Task – Filter the lines below, copying only those with the string "JSON".

Entries provided –
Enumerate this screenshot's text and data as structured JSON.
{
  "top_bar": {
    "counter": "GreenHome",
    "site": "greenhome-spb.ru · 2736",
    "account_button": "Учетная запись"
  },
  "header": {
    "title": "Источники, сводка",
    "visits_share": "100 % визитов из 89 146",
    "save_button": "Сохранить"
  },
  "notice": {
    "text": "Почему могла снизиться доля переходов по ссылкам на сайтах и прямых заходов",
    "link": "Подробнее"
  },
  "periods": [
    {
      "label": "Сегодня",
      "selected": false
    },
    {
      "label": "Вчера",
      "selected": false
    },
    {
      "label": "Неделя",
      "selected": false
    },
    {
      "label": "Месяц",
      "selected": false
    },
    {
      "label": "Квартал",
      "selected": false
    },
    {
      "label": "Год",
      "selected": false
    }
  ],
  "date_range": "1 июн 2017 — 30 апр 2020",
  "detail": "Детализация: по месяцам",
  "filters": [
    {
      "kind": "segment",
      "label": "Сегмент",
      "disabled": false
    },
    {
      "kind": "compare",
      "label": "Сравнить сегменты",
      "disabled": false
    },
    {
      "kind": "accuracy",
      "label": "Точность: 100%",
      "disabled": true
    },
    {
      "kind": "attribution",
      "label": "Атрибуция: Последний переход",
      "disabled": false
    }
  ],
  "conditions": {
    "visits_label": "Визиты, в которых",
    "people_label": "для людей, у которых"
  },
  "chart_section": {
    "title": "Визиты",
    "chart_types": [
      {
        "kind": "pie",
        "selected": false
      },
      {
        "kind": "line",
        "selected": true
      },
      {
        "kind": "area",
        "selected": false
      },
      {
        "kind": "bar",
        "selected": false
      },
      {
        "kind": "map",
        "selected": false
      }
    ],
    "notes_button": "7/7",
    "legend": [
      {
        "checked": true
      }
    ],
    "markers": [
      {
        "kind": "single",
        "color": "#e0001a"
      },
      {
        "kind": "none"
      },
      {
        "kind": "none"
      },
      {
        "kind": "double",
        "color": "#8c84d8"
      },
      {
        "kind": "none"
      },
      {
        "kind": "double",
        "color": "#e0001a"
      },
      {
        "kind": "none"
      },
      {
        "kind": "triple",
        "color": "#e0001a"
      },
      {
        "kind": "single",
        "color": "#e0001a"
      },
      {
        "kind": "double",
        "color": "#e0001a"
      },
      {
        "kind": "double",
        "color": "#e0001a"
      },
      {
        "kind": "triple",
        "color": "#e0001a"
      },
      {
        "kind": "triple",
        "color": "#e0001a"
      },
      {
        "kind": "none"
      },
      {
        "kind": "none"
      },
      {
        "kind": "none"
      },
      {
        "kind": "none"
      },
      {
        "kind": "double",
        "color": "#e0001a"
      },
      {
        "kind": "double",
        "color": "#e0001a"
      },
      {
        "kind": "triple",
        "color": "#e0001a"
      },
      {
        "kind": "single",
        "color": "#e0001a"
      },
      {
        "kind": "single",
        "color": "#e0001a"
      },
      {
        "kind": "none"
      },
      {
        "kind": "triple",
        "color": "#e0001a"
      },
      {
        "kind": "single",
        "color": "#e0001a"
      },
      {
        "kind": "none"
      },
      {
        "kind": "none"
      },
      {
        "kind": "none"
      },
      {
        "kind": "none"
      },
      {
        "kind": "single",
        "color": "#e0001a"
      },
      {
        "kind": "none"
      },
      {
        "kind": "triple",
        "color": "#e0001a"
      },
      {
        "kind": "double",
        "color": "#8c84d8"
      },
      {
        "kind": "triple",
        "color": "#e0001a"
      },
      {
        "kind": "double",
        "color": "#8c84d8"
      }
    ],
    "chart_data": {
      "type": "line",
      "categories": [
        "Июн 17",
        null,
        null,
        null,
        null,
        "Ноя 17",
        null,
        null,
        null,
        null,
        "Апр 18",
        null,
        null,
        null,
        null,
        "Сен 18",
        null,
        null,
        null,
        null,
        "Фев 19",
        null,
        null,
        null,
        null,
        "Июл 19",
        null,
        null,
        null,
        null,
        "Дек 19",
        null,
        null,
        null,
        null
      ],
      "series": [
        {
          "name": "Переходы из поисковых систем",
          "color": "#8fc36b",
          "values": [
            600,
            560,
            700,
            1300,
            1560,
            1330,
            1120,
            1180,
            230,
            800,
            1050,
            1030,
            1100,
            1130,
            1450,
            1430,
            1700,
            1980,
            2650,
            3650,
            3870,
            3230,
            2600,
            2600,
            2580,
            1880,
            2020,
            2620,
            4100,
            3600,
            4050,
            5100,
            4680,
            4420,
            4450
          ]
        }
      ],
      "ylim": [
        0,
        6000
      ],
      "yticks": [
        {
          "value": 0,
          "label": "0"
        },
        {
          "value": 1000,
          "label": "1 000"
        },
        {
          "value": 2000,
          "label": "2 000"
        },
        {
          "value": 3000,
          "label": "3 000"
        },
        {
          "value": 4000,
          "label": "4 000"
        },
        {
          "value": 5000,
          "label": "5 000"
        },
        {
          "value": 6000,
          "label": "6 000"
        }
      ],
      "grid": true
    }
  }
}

--

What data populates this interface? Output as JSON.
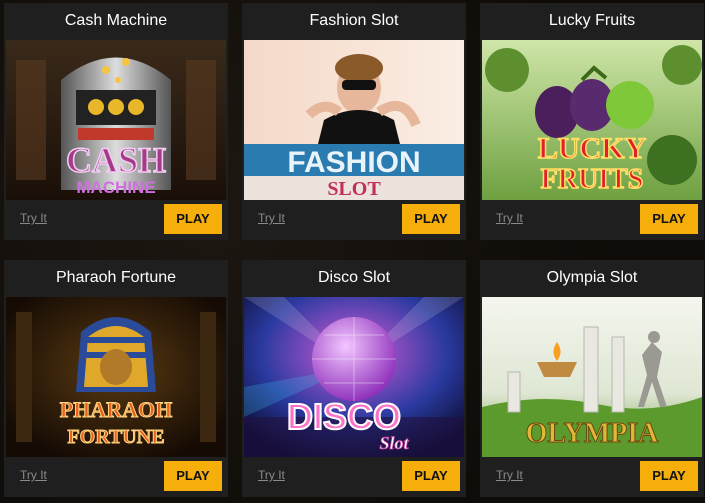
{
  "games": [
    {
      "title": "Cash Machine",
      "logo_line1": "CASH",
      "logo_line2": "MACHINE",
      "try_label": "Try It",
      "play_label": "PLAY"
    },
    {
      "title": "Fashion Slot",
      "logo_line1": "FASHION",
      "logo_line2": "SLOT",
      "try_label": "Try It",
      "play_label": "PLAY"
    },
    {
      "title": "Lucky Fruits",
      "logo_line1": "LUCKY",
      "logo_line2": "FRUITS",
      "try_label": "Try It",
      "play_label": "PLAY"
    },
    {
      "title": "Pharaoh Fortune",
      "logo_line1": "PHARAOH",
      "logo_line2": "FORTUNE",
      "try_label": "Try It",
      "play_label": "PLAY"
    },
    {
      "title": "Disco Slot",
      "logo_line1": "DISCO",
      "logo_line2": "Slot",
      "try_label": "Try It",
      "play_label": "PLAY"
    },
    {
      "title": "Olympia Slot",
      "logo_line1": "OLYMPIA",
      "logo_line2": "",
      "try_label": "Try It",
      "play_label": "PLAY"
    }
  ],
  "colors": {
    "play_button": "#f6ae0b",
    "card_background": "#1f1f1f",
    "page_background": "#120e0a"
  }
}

Output for this exercise –
Enumerate this screenshot's text and data as structured JSON.
What data populates this interface? Output as JSON.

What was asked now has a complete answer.